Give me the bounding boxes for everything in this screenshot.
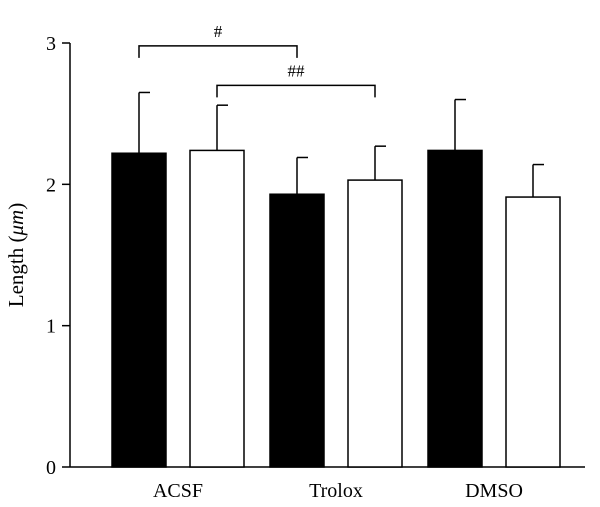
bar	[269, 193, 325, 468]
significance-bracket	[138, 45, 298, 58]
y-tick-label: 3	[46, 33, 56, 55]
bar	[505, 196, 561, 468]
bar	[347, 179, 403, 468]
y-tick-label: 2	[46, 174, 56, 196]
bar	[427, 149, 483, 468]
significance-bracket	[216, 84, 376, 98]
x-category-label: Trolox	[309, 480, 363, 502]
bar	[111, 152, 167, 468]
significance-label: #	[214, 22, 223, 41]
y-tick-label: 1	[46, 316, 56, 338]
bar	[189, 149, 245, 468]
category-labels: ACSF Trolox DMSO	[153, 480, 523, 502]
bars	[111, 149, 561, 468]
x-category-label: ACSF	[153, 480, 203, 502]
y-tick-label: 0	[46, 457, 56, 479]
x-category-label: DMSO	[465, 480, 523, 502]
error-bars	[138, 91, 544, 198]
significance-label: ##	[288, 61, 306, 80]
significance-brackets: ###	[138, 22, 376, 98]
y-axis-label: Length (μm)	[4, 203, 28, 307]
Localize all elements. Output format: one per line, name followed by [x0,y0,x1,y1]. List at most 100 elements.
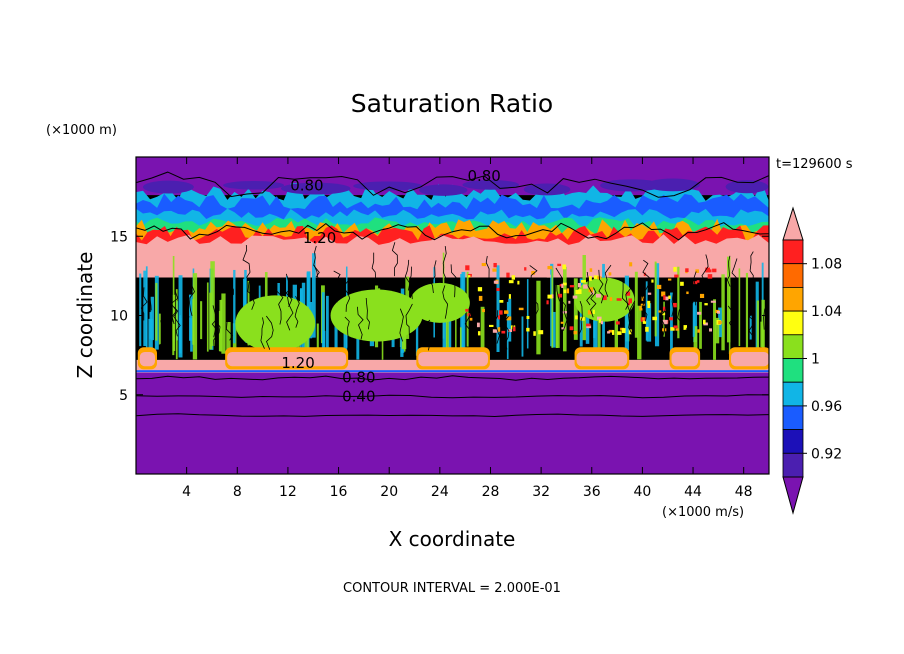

+++

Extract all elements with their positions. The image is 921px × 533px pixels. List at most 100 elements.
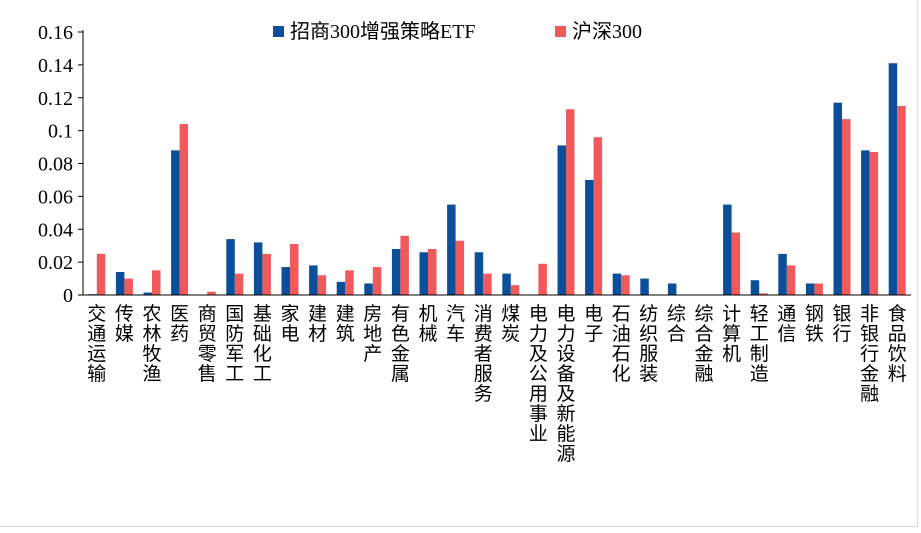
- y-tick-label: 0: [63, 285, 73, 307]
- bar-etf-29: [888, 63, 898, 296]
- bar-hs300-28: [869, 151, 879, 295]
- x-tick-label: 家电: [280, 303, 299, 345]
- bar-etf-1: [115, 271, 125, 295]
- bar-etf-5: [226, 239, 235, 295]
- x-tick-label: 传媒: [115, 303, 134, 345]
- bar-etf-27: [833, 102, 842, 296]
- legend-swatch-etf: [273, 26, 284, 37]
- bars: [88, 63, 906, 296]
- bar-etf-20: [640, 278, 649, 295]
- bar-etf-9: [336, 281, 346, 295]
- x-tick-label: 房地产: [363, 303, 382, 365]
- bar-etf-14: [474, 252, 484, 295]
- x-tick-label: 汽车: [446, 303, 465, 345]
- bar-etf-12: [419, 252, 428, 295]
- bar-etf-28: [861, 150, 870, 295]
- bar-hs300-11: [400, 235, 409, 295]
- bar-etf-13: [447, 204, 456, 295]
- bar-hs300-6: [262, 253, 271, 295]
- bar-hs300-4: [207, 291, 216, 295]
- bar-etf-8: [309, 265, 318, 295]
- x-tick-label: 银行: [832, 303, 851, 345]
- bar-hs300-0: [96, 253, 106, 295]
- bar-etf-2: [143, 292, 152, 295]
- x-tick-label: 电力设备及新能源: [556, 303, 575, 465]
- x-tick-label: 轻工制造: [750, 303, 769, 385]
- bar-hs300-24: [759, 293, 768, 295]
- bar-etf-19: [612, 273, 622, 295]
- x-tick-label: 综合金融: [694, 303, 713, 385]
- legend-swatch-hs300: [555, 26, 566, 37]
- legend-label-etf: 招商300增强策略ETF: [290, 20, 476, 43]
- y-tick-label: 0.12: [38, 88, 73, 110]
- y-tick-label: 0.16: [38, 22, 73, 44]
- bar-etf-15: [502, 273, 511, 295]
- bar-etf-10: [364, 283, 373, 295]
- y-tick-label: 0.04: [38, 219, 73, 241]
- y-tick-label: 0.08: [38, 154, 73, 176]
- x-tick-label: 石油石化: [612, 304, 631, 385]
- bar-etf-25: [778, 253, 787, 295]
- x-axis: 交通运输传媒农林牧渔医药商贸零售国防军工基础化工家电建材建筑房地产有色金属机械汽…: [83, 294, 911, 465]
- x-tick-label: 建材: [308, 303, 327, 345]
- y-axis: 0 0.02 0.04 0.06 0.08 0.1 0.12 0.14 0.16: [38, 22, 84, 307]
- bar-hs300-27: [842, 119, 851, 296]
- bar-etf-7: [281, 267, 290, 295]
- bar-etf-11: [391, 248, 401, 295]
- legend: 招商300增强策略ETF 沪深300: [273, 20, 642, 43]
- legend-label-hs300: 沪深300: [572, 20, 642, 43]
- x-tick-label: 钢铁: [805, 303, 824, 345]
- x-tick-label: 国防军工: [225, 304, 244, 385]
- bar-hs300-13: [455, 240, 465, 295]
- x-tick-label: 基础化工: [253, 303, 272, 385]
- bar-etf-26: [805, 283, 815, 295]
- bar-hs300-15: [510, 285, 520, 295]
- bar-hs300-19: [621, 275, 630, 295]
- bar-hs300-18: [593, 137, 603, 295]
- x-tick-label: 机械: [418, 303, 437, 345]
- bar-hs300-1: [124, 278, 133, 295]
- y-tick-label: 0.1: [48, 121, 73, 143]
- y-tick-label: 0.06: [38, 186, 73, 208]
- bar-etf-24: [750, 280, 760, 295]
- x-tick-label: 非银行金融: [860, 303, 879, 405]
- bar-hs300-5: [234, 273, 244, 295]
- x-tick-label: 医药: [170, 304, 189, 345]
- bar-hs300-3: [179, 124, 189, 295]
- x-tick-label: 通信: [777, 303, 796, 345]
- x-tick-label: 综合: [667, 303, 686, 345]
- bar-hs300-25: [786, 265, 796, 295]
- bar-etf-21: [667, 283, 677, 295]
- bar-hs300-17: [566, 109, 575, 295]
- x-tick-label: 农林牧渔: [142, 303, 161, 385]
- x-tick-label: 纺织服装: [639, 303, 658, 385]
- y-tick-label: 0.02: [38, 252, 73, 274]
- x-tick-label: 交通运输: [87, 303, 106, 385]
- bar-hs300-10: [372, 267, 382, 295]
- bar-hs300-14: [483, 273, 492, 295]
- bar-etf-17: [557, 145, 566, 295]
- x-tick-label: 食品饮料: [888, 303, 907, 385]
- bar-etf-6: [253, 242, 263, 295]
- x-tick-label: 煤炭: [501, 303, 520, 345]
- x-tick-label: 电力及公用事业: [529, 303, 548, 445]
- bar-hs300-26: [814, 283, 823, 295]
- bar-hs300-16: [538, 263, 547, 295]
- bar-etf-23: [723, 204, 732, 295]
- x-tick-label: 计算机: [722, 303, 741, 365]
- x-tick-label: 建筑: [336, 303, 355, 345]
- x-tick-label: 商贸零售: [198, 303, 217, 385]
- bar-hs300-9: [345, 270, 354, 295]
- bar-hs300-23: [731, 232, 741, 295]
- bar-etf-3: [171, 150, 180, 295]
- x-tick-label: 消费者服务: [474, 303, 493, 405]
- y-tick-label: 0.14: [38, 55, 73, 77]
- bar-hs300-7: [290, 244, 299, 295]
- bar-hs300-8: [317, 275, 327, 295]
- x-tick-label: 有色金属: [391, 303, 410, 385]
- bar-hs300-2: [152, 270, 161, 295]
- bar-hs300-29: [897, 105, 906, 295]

+++

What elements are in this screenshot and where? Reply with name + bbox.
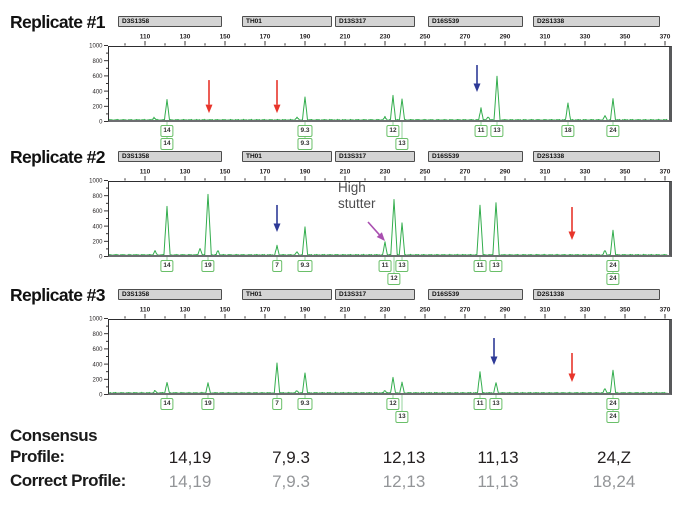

+++

Exercise goal: Arrange the material from the line containing "Give me the" down to the line containing "152, 167, 468]", both included, as a two-column CSV with the headers request and response. Give one row per request, place each field in double quotes with line breaks replaced by spaces, and omit the pictures.

Correct output:
request,response
"Give me the bounding boxes for everything in this screenshot.","bar	[269, 193, 325, 468] significance-bracket	[138, 45, 298, 58] y-tick-label: 3	[46, 33, 56, 55] bar	[505, 196, 561, 468] bar	[347, 179, 403, 468] y-tick-label: 2	[46, 174, 56, 196] bar	[427, 149, 483, 468] significance-bracket	[216, 84, 376, 98] x-category-label: Trolox	[309, 480, 363, 502] bar	[111, 152, 167, 468]"